## Start DATA RECORDS
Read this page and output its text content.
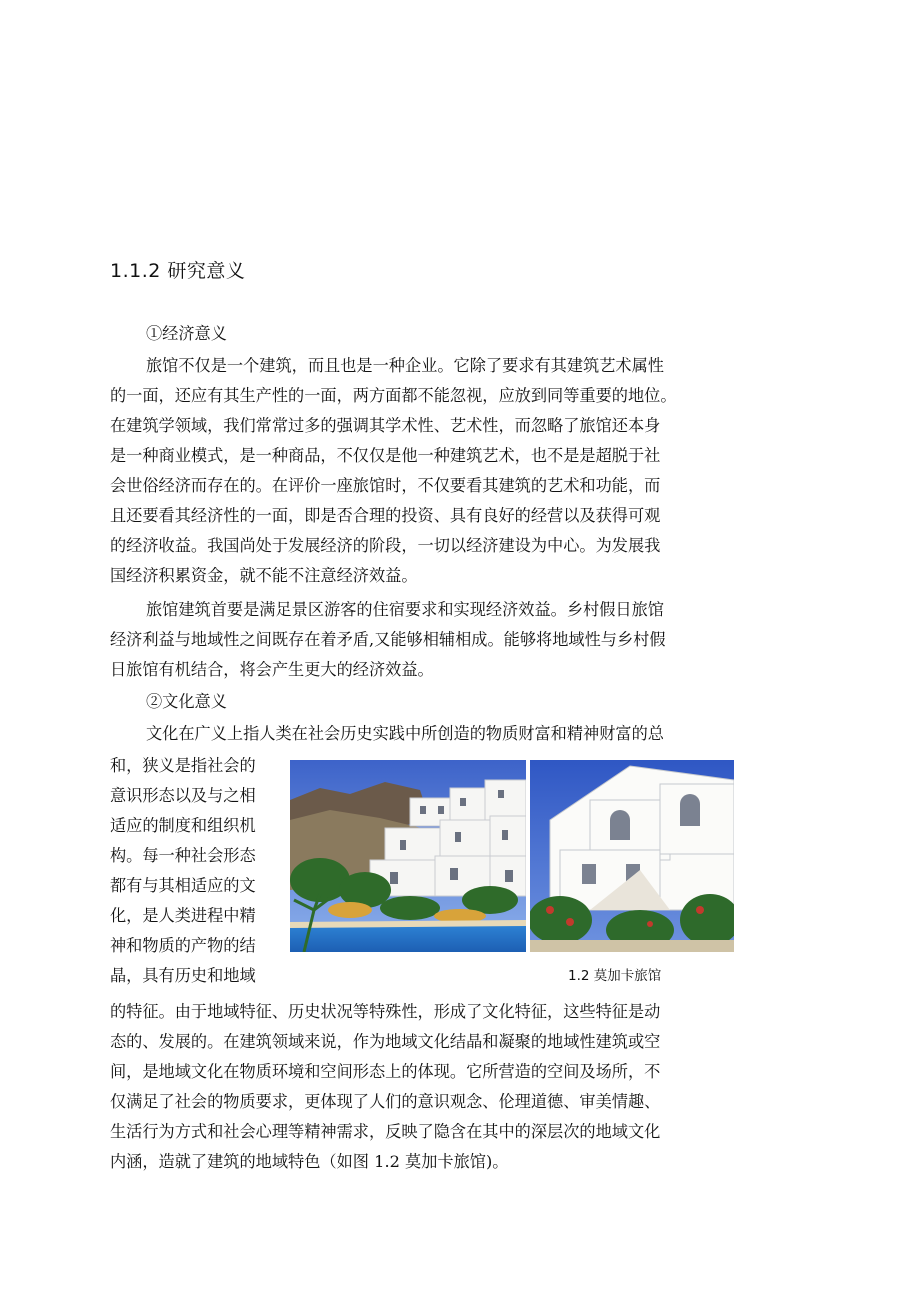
1.1.2 研究意义
①经济意义
旅馆不仅是一个建筑，而且也是一种企业。它除了要求有其建筑艺术属性
的一面，还应有其生产性的一面，两方面都不能忽视，应放到同等重要的地位。
在建筑学领域，我们常常过多的强调其学术性、艺术性，而忽略了旅馆还本身
是一种商业模式，是一种商品，不仅仅是他一种建筑艺术，也不是是超脱于社
会世俗经济而存在的。在评价一座旅馆时，不仅要看其建筑的艺术和功能，而
且还要看其经济性的一面，即是否合理的投资、具有良好的经营以及获得可观
的经济收益。我国尚处于发展经济的阶段，一切以经济建设为中心。为发展我
国经济积累资金，就不能不注意经济效益。
旅馆建筑首要是满足景区游客的住宿要求和实现经济效益。乡村假日旅馆
经济利益与地域性之间既存在着矛盾,又能够相辅相成。能够将地域性与乡村假
日旅馆有机结合，将会产生更大的经济效益。
②文化意义
文化在广义上指人类在社会历史实践中所创造的物质财富和精神财富的总
和，狭义是指社会的
意识形态以及与之相
适应的制度和组织机
构。每一种社会形态
都有与其相适应的文
化，是人类进程中精
神和物质的产物的结
晶，具有历史和地域
的特征。由于地域特征、历史状况等特殊性，形成了文化特征，这些特征是动
态的、发展的。在建筑领域来说，作为地域文化结晶和凝聚的地域性建筑或空
间，是地域文化在物质环境和空间形态上的体现。它所营造的空间及场所，不
仅满足了社会的物质要求，更体现了人们的意识观念、伦理道德、审美情趣、
生活行为方式和社会心理等精神需求，反映了隐含在其中的深层次的地域文化
内涵，造就了建筑的地域特色（如图 1.2 莫加卡旅馆)。
1.2 莫加卡旅馆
## End DATA RECORDS
WRITTEN INSTRUCTION> Reproduce all of the entries word for word, skipping any pictures they hold.

RESPONSE TO THIS EXERCISE>
Read this page and output its text content.
1.1.2 研究意义
①经济意义
旅馆不仅是一个建筑，而且也是一种企业。它除了要求有其建筑艺术属性
的一面，还应有其生产性的一面，两方面都不能忽视，应放到同等重要的地位。
在建筑学领域，我们常常过多的强调其学术性、艺术性，而忽略了旅馆还本身
是一种商业模式，是一种商品，不仅仅是他一种建筑艺术，也不是是超脱于社
会世俗经济而存在的。在评价一座旅馆时，不仅要看其建筑的艺术和功能，而
且还要看其经济性的一面，即是否合理的投资、具有良好的经营以及获得可观
的经济收益。我国尚处于发展经济的阶段，一切以经济建设为中心。为发展我
国经济积累资金，就不能不注意经济效益。
旅馆建筑首要是满足景区游客的住宿要求和实现经济效益。乡村假日旅馆
经济利益与地域性之间既存在着矛盾,又能够相辅相成。能够将地域性与乡村假
日旅馆有机结合，将会产生更大的经济效益。
②文化意义
文化在广义上指人类在社会历史实践中所创造的物质财富和精神财富的总
和，狭义是指社会的
意识形态以及与之相
适应的制度和组织机
构。每一种社会形态
都有与其相适应的文
化，是人类进程中精
神和物质的产物的结
晶，具有历史和地域
的特征。由于地域特征、历史状况等特殊性，形成了文化特征，这些特征是动
态的、发展的。在建筑领域来说，作为地域文化结晶和凝聚的地域性建筑或空
间，是地域文化在物质环境和空间形态上的体现。它所营造的空间及场所，不
仅满足了社会的物质要求，更体现了人们的意识观念、伦理道德、审美情趣、
生活行为方式和社会心理等精神需求，反映了隐含在其中的深层次的地域文化
内涵，造就了建筑的地域特色（如图 1.2 莫加卡旅馆)。
1.2 莫加卡旅馆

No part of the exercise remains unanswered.